• **Data entries**
************

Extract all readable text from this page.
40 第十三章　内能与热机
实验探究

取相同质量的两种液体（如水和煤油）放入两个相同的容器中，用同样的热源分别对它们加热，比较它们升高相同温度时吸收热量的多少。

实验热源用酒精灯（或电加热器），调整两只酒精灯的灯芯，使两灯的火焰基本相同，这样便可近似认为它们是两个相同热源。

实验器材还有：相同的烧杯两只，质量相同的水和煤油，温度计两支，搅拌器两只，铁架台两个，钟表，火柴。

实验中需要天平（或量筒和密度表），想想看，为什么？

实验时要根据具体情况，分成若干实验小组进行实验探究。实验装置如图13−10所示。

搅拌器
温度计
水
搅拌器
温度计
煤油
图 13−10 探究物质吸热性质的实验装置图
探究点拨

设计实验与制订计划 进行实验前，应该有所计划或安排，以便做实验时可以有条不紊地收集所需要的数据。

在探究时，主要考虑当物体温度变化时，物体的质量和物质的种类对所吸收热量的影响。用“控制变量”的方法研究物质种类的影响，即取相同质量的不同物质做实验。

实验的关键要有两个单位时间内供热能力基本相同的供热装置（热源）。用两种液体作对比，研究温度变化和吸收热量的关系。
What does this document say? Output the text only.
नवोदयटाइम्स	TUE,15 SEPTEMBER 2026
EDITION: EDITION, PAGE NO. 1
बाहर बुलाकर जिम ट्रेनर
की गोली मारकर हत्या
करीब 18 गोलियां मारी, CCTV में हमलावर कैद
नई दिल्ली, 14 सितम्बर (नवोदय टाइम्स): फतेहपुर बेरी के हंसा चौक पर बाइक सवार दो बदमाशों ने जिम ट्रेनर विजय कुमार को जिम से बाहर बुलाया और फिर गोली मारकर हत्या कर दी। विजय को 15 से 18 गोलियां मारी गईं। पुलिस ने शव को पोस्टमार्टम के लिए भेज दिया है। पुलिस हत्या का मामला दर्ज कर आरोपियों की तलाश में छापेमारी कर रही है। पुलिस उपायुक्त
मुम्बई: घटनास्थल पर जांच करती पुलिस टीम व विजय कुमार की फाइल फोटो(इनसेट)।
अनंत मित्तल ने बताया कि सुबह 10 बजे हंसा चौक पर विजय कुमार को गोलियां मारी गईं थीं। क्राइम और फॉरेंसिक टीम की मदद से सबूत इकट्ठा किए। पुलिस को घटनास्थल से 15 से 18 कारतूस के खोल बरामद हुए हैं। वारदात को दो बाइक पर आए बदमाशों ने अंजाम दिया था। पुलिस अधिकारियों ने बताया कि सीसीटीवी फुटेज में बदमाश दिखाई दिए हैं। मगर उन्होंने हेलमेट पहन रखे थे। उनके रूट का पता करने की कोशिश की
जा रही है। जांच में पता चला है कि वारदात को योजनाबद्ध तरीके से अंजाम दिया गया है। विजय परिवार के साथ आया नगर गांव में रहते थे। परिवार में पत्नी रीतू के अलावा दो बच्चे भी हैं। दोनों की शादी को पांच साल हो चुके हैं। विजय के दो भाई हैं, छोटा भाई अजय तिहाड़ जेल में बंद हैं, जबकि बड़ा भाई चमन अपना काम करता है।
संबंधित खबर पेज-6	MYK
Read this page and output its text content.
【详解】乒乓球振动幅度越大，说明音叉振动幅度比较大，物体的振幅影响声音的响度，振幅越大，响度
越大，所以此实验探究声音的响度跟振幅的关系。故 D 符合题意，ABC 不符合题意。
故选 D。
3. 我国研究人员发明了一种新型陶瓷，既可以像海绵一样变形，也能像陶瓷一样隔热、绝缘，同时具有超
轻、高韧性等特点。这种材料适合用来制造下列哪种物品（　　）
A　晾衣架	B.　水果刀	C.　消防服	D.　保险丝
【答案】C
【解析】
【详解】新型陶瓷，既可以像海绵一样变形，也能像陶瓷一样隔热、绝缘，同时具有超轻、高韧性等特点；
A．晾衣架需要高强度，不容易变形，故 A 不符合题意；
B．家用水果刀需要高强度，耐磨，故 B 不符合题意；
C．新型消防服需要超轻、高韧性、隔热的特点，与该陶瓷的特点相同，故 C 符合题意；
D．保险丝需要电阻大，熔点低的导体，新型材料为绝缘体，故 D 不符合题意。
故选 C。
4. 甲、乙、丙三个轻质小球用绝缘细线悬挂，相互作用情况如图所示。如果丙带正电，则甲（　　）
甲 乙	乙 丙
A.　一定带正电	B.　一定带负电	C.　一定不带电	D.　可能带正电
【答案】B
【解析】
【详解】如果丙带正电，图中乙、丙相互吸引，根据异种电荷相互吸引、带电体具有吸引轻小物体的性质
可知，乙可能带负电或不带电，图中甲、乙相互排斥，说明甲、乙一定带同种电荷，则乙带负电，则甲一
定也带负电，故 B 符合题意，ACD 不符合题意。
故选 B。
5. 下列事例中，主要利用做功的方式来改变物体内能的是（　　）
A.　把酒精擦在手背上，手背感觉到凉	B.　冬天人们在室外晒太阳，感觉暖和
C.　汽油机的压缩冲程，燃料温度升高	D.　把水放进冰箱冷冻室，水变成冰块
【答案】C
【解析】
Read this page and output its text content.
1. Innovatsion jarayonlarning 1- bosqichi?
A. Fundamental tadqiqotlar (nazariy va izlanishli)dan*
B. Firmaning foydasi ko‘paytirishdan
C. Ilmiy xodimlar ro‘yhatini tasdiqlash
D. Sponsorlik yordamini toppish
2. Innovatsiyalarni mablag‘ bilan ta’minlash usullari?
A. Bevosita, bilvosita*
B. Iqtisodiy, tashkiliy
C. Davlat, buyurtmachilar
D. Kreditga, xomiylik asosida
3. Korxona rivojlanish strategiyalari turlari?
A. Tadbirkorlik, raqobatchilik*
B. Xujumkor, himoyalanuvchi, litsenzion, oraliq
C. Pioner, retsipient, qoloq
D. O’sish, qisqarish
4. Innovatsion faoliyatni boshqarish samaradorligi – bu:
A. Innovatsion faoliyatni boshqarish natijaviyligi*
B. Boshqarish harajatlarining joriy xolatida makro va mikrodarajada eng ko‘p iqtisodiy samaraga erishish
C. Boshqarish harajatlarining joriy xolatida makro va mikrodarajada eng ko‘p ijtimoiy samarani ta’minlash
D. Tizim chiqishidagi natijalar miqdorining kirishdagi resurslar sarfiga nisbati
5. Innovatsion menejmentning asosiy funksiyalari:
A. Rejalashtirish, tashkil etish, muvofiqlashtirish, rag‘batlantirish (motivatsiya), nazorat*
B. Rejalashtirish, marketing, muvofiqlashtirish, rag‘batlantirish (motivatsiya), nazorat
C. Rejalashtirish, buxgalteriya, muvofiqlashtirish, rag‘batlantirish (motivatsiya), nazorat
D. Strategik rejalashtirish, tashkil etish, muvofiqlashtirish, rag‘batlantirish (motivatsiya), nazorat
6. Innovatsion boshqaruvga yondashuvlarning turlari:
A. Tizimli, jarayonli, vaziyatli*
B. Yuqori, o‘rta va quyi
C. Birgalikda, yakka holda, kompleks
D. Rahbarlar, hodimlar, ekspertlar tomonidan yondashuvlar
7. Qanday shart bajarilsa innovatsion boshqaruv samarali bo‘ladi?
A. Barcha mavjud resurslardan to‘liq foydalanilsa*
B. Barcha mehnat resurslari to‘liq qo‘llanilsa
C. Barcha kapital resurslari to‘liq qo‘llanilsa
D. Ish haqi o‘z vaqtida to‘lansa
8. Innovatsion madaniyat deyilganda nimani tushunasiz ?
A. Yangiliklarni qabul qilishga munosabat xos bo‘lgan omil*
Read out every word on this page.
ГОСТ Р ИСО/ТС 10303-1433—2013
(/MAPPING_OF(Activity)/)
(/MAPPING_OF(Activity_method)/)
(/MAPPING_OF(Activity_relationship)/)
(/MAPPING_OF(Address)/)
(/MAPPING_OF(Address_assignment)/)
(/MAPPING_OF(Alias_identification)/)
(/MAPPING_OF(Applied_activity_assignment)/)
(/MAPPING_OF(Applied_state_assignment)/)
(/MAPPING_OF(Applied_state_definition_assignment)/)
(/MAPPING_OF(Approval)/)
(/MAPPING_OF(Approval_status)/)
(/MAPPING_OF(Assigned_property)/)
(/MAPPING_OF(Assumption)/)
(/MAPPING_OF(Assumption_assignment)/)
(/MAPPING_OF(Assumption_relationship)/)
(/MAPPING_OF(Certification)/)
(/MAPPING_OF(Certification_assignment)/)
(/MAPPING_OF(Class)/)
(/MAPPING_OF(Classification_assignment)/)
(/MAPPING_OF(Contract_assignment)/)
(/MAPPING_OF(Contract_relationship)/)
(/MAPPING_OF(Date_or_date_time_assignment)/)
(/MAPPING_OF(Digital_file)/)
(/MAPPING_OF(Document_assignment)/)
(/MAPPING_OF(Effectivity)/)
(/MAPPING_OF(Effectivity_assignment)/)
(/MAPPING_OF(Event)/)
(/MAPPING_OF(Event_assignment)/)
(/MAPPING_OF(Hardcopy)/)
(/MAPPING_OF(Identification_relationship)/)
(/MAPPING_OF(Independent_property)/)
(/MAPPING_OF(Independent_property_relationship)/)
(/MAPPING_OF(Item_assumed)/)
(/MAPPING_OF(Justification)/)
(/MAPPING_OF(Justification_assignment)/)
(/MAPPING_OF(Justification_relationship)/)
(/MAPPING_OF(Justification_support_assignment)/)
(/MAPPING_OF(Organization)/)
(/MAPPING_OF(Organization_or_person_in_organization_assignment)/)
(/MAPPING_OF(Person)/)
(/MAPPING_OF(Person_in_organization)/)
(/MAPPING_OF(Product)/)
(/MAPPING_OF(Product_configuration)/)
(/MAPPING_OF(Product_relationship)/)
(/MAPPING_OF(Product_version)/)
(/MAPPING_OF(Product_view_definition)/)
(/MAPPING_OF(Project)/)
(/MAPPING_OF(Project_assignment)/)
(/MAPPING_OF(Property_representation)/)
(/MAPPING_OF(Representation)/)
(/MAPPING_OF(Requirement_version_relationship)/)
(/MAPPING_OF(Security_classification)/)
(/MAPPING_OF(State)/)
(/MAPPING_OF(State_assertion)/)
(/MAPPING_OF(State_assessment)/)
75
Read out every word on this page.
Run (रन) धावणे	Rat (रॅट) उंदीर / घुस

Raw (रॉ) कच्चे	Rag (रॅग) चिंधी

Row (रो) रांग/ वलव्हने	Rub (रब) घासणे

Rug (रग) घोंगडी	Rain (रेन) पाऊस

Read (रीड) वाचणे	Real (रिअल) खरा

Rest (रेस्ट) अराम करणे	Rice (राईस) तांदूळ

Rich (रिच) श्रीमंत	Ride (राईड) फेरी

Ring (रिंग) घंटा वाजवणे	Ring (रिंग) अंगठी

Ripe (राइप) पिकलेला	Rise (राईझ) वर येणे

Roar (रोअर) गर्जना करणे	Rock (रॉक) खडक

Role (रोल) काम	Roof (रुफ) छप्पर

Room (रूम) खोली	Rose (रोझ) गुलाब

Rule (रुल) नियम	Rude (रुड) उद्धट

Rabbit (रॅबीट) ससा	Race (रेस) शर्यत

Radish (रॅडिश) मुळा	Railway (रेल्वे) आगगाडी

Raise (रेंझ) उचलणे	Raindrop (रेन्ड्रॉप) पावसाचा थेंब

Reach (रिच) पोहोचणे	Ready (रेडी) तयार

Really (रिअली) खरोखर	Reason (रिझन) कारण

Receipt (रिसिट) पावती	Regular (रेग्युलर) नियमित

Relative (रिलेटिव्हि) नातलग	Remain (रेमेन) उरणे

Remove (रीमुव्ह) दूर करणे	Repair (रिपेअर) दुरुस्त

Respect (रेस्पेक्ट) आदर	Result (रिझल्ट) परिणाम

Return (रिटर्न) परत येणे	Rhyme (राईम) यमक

************

• **PROBLEM**
From the records above, pull out each line that has "harajatlarining".

• **EXERCISE RESULT**
B. Boshqarish harajatlarining joriy xolatida makro va mikrodarajada eng ko‘p iqtisodiy samaraga erishish
C. Boshqarish harajatlarining joriy xolatida makro va mikrodarajada eng ko‘p ijtimoiy samarani ta’minlash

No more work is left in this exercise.